- **Zadanie do wykonania**: Przepisz dokładnie wiersze wpisów od wiersza z „Enumerate the UI” aż do wiersza z „colorbar-cell — [493, 502, 536, 518]”, łącznie z obydwoma.
---------- Dane robocze ----------
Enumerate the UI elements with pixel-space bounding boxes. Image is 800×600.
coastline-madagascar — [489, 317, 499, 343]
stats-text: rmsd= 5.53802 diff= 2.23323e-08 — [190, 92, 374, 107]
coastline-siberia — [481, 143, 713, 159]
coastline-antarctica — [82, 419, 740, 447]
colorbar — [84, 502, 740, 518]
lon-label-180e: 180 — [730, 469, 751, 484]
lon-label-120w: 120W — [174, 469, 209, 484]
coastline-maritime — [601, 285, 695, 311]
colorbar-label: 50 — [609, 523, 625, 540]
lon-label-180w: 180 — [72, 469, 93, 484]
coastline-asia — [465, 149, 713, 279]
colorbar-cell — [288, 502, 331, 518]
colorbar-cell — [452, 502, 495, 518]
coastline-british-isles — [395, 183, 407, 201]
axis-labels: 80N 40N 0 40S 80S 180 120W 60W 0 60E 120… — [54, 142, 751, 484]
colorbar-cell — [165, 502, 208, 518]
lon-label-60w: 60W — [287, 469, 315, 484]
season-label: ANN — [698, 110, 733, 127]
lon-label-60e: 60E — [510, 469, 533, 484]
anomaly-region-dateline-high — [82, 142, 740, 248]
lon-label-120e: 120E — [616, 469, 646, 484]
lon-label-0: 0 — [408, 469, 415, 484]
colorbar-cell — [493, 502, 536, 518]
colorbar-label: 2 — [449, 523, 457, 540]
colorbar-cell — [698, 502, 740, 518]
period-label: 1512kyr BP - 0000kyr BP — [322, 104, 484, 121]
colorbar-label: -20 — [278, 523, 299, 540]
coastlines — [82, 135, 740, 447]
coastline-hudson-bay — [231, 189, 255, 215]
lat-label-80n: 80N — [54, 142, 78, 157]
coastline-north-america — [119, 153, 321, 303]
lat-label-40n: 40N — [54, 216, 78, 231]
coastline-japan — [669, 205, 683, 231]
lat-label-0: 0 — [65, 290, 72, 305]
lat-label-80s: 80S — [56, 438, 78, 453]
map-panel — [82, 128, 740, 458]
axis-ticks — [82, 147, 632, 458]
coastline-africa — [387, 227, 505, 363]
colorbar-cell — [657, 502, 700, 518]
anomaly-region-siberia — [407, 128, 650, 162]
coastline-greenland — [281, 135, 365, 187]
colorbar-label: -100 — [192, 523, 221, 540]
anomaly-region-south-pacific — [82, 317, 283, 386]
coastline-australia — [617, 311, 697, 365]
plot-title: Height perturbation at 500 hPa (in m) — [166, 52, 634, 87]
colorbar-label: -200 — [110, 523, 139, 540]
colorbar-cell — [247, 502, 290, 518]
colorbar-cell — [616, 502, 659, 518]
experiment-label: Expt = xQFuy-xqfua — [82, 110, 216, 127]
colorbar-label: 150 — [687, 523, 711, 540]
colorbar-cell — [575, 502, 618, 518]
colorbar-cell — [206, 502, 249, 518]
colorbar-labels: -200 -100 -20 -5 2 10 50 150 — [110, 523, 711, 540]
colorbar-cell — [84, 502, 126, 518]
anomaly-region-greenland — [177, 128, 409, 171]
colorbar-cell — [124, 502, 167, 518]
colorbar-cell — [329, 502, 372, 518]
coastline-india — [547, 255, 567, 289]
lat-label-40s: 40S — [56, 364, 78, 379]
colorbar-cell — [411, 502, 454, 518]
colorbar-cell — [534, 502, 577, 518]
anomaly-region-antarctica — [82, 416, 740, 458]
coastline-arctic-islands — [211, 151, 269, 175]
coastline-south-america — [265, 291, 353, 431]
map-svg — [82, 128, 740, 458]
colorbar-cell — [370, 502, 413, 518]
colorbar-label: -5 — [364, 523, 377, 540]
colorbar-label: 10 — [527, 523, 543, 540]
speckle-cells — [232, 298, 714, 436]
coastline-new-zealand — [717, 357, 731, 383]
----------
---------- Dane robocze ----------
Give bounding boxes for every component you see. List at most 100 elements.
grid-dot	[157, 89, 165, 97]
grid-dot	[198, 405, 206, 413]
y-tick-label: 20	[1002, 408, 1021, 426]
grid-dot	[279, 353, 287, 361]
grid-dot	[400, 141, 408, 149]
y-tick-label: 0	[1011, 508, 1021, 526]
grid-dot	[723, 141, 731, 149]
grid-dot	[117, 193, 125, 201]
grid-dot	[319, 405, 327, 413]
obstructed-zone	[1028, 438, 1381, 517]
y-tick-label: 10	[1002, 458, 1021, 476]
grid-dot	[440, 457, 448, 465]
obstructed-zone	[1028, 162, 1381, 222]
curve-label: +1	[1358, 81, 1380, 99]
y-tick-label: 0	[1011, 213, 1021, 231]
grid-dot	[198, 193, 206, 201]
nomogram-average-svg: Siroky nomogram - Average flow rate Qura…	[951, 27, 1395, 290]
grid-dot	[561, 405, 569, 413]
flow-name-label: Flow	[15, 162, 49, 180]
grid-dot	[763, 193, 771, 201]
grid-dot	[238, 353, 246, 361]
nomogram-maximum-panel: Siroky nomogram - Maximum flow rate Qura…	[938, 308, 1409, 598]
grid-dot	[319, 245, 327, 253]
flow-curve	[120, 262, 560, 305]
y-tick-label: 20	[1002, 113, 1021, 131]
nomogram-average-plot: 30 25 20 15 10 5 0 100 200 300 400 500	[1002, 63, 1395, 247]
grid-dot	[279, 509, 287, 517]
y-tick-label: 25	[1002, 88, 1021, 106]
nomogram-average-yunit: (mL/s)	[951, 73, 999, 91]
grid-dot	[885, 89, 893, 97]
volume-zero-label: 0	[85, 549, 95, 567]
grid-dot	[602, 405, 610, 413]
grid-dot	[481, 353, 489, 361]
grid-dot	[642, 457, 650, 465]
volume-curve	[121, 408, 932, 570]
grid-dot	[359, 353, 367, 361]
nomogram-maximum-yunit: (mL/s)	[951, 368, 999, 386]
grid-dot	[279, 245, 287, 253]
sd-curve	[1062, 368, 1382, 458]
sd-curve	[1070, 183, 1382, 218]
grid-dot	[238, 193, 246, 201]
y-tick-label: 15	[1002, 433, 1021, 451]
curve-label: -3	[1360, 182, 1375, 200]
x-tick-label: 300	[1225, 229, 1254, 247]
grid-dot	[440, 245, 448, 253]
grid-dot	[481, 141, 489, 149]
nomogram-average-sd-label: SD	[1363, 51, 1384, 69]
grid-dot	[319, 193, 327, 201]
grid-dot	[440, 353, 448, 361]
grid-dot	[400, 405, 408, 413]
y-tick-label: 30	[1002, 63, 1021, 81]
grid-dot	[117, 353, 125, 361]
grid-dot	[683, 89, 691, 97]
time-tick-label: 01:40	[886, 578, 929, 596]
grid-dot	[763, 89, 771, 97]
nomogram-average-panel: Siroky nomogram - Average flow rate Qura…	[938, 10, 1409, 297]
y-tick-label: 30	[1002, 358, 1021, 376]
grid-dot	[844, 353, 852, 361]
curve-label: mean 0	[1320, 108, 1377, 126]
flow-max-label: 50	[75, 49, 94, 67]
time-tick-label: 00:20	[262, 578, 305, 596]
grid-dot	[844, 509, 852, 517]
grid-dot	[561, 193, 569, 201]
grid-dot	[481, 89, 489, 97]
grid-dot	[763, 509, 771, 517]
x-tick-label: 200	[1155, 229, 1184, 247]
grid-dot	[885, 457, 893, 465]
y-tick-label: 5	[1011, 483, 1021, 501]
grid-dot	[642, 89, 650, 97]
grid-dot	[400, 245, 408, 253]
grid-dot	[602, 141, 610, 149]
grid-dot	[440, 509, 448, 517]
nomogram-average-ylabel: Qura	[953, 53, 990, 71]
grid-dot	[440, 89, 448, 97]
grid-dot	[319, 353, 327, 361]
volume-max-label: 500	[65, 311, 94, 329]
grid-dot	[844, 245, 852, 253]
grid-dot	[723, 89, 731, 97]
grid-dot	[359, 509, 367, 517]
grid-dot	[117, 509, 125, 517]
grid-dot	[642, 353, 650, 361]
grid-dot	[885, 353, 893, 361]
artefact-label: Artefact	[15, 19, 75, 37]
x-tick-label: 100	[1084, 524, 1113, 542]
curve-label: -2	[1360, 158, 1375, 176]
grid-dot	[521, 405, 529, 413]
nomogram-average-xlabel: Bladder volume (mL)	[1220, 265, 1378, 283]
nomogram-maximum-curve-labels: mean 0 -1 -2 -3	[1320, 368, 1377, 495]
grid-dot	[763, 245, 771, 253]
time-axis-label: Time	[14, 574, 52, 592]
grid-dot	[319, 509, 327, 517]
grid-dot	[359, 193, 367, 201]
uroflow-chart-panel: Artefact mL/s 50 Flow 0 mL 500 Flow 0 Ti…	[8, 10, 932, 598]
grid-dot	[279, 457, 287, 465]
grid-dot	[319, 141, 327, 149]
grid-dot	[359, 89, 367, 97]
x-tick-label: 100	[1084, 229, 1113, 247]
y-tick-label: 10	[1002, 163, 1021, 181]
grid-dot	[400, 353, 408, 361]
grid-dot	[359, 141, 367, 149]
----------
- **Wynik ćwiczenia**:
Enumerate the UI elements with pixel-space bounding boxes. Image is 800×600.
coastline-madagascar — [489, 317, 499, 343]
stats-text: rmsd= 5.53802 diff= 2.23323e-08 — [190, 92, 374, 107]
coastline-siberia — [481, 143, 713, 159]
coastline-antarctica — [82, 419, 740, 447]
colorbar — [84, 502, 740, 518]
lon-label-180e: 180 — [730, 469, 751, 484]
lon-label-120w: 120W — [174, 469, 209, 484]
coastline-maritime — [601, 285, 695, 311]
colorbar-label: 50 — [609, 523, 625, 540]
lon-label-180w: 180 — [72, 469, 93, 484]
coastline-asia — [465, 149, 713, 279]
colorbar-cell — [288, 502, 331, 518]
colorbar-cell — [452, 502, 495, 518]
coastline-british-isles — [395, 183, 407, 201]
axis-labels: 80N 40N 0 40S 80S 180 120W 60W 0 60E 120… — [54, 142, 751, 484]
colorbar-cell — [165, 502, 208, 518]
lon-label-60w: 60W — [287, 469, 315, 484]
season-label: ANN — [698, 110, 733, 127]
lon-label-60e: 60E — [510, 469, 533, 484]
anomaly-region-dateline-high — [82, 142, 740, 248]
lon-label-120e: 120E — [616, 469, 646, 484]
lon-label-0: 0 — [408, 469, 415, 484]
colorbar-cell — [493, 502, 536, 518]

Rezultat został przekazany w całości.